Data excerpts -
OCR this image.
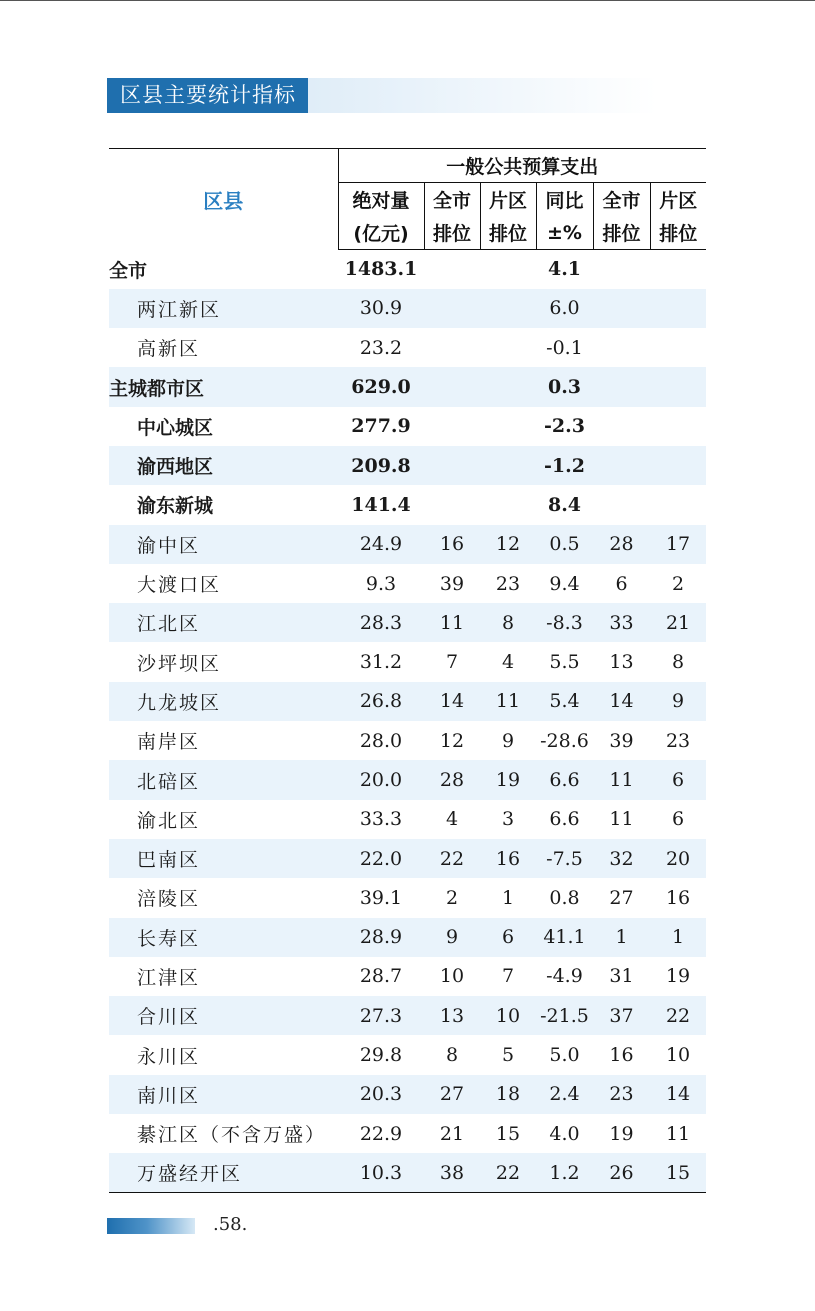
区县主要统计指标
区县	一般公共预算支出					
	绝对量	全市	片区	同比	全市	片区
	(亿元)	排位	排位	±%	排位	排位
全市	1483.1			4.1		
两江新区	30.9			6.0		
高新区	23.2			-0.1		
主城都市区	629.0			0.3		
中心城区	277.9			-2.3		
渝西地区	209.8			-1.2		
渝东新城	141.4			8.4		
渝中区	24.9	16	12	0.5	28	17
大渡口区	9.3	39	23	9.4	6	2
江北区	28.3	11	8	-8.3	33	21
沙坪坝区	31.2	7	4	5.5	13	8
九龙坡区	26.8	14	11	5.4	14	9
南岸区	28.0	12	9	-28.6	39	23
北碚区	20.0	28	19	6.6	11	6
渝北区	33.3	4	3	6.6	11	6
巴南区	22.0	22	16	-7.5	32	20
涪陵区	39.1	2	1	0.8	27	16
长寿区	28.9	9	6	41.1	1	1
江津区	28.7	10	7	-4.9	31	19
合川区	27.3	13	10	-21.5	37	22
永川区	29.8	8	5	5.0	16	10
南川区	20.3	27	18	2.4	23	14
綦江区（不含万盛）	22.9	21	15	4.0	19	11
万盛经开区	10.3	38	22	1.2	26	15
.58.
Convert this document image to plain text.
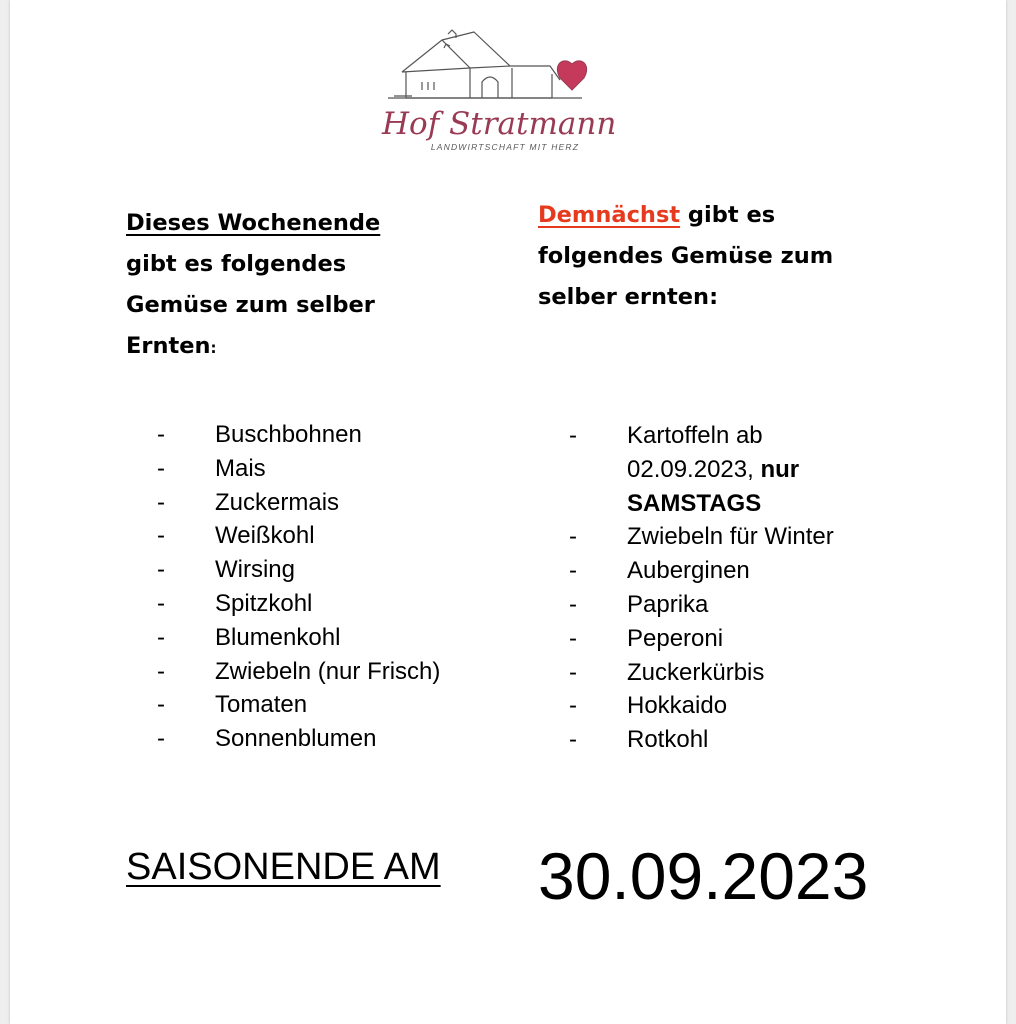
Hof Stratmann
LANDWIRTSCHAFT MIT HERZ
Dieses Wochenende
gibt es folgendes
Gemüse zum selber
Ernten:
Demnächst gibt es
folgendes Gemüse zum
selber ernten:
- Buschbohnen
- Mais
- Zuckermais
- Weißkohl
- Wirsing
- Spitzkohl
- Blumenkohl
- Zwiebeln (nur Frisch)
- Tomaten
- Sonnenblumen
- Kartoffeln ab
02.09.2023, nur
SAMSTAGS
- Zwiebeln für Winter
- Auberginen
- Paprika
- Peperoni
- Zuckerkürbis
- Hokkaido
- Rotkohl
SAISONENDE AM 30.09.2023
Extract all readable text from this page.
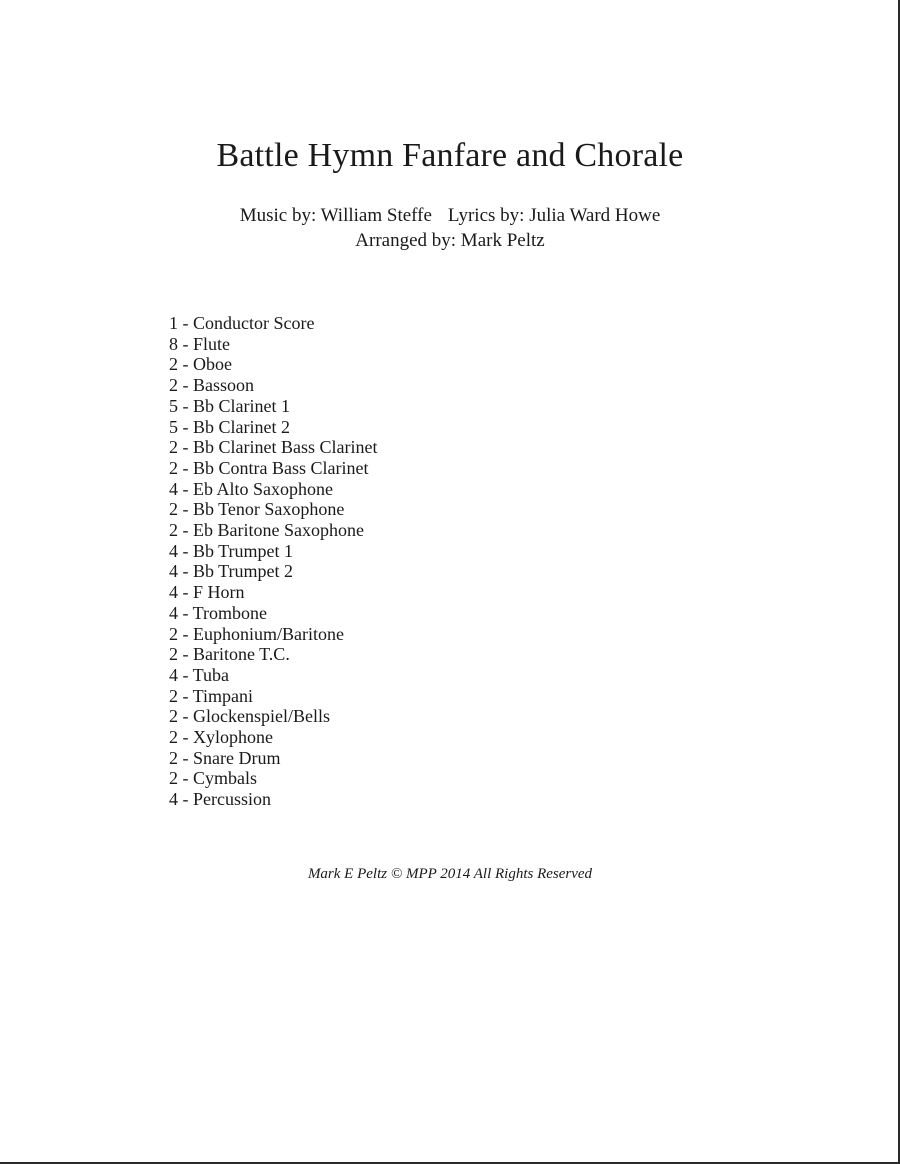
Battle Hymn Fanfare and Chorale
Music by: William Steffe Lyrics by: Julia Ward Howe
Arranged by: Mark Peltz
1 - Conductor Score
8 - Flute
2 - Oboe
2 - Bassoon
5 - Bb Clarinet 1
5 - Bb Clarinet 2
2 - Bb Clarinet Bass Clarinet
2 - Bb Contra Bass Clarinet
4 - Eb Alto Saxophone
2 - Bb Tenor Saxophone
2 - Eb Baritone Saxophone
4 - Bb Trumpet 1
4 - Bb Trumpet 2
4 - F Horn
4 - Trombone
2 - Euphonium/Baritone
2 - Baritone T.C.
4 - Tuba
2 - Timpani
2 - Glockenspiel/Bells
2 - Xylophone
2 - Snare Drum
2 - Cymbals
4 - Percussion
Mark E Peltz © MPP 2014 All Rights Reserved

Directions for this task - All entries must be written out again exactly as given, with no pictures in the copy.

Result -
OCR this image.
区县主要统计指标
区县	一般公共预算支出					
	绝对量	全市	片区	同比	全市	片区
	(亿元)	排位	排位	±%	排位	排位
全市	1483.1			4.1		
两江新区	30.9			6.0		
高新区	23.2			-0.1		
主城都市区	629.0			0.3		
中心城区	277.9			-2.3		
渝西地区	209.8			-1.2		
渝东新城	141.4			8.4		
渝中区	24.9	16	12	0.5	28	17
大渡口区	9.3	39	23	9.4	6	2
江北区	28.3	11	8	-8.3	33	21
沙坪坝区	31.2	7	4	5.5	13	8
九龙坡区	26.8	14	11	5.4	14	9
南岸区	28.0	12	9	-28.6	39	23
北碚区	20.0	28	19	6.6	11	6
渝北区	33.3	4	3	6.6	11	6
巴南区	22.0	22	16	-7.5	32	20
涪陵区	39.1	2	1	0.8	27	16
长寿区	28.9	9	6	41.1	1	1
江津区	28.7	10	7	-4.9	31	19
合川区	27.3	13	10	-21.5	37	22
永川区	29.8	8	5	5.0	16	10
南川区	20.3	27	18	2.4	23	14
綦江区（不含万盛）	22.9	21	15	4.0	19	11
万盛经开区	10.3	38	22	1.2	26	15
.58.
Convert this document image to plain text.
Hof Stratmann
LANDWIRTSCHAFT MIT HERZ
Dieses Wochenende
gibt es folgendes
Gemüse zum selber
Ernten:
Demnächst gibt es
folgendes Gemüse zum
selber ernten:
- Buschbohnen
- Mais
- Zuckermais
- Weißkohl
- Wirsing
- Spitzkohl
- Blumenkohl
- Zwiebeln (nur Frisch)
- Tomaten
- Sonnenblumen
- Kartoffeln ab
02.09.2023, nur
SAMSTAGS
- Zwiebeln für Winter
- Auberginen
- Paprika
- Peperoni
- Zuckerkürbis
- Hokkaido
- Rotkohl
SAISONENDE AM 30.09.2023
Extract all readable text from this page.
Battle Hymn Fanfare and Chorale
Music by: William Steffe Lyrics by: Julia Ward Howe
Arranged by: Mark Peltz
1 - Conductor Score
8 - Flute
2 - Oboe
2 - Bassoon
5 - Bb Clarinet 1
5 - Bb Clarinet 2
2 - Bb Clarinet Bass Clarinet
2 - Bb Contra Bass Clarinet
4 - Eb Alto Saxophone
2 - Bb Tenor Saxophone
2 - Eb Baritone Saxophone
4 - Bb Trumpet 1
4 - Bb Trumpet 2
4 - F Horn
4 - Trombone
2 - Euphonium/Baritone
2 - Baritone T.C.
4 - Tuba
2 - Timpani
2 - Glockenspiel/Bells
2 - Xylophone
2 - Snare Drum
2 - Cymbals
4 - Percussion
Mark E Peltz © MPP 2014 All Rights Reserved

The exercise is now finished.